# Exercise
Find the lines holding "CelebA" and copy them.

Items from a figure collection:
(begin)
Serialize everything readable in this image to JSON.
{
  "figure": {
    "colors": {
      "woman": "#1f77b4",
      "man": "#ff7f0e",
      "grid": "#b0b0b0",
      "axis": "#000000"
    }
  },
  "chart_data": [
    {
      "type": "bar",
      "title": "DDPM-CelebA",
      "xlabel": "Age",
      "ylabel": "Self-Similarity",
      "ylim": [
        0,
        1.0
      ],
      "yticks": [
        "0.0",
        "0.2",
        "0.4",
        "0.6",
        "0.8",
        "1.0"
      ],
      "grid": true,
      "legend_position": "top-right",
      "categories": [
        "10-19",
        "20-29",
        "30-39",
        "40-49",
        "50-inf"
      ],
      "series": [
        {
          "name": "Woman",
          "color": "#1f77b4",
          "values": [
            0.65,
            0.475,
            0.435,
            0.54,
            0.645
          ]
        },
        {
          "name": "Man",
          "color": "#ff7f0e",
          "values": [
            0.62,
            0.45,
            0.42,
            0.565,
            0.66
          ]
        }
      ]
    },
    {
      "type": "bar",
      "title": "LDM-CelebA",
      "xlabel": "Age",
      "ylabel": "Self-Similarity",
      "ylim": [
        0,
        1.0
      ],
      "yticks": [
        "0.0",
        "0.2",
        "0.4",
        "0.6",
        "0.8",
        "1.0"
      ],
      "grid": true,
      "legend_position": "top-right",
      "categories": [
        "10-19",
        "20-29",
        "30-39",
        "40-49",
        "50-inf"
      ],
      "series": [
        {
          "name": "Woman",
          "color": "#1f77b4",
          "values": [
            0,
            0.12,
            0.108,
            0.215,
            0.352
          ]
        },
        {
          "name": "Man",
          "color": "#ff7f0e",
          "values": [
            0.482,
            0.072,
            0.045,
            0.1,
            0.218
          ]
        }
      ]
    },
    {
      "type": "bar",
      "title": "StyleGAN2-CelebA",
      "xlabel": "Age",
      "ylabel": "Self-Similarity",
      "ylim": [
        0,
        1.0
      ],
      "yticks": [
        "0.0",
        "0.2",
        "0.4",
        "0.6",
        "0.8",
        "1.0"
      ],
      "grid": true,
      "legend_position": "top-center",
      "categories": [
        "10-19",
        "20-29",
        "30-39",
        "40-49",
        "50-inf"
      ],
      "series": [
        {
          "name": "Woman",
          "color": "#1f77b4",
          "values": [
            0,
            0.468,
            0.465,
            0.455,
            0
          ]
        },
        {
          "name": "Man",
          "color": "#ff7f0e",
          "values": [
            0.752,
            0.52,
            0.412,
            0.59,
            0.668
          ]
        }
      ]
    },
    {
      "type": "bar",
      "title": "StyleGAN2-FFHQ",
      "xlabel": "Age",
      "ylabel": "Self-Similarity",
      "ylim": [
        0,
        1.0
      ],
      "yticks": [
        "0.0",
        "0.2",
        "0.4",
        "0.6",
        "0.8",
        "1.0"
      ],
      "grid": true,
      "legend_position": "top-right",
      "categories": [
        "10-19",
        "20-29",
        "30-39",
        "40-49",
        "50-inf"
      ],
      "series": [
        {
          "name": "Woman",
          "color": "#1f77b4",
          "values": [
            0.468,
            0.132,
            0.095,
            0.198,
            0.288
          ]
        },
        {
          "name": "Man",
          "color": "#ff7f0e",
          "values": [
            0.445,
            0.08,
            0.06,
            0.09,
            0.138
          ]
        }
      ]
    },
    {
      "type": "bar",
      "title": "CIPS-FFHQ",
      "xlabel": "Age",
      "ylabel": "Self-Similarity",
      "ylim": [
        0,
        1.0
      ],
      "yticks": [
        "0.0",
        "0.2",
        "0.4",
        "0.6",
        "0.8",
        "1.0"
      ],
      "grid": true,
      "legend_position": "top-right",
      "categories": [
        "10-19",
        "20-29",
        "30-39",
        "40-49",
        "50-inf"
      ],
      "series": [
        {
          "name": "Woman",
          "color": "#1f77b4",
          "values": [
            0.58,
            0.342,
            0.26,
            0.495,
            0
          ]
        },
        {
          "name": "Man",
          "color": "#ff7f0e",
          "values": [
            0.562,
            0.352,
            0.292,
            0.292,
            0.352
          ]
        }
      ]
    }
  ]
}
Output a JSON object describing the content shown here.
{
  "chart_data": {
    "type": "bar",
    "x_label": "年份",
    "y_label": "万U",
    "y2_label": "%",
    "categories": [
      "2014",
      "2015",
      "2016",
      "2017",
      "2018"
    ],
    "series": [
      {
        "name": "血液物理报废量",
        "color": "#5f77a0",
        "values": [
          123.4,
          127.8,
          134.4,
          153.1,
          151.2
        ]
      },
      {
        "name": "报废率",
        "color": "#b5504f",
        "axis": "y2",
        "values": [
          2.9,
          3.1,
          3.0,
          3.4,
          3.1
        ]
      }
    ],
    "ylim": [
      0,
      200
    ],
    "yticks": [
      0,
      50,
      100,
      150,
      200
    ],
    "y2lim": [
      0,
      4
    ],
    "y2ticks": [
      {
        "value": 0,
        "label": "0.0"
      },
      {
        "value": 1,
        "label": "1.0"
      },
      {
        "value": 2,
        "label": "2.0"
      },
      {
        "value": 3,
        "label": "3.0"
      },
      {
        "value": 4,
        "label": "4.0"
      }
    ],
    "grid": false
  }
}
(end)
# Exercise answer
      "title": "DDPM-CelebA",
      "title": "LDM-CelebA",
      "title": "StyleGAN2-CelebA",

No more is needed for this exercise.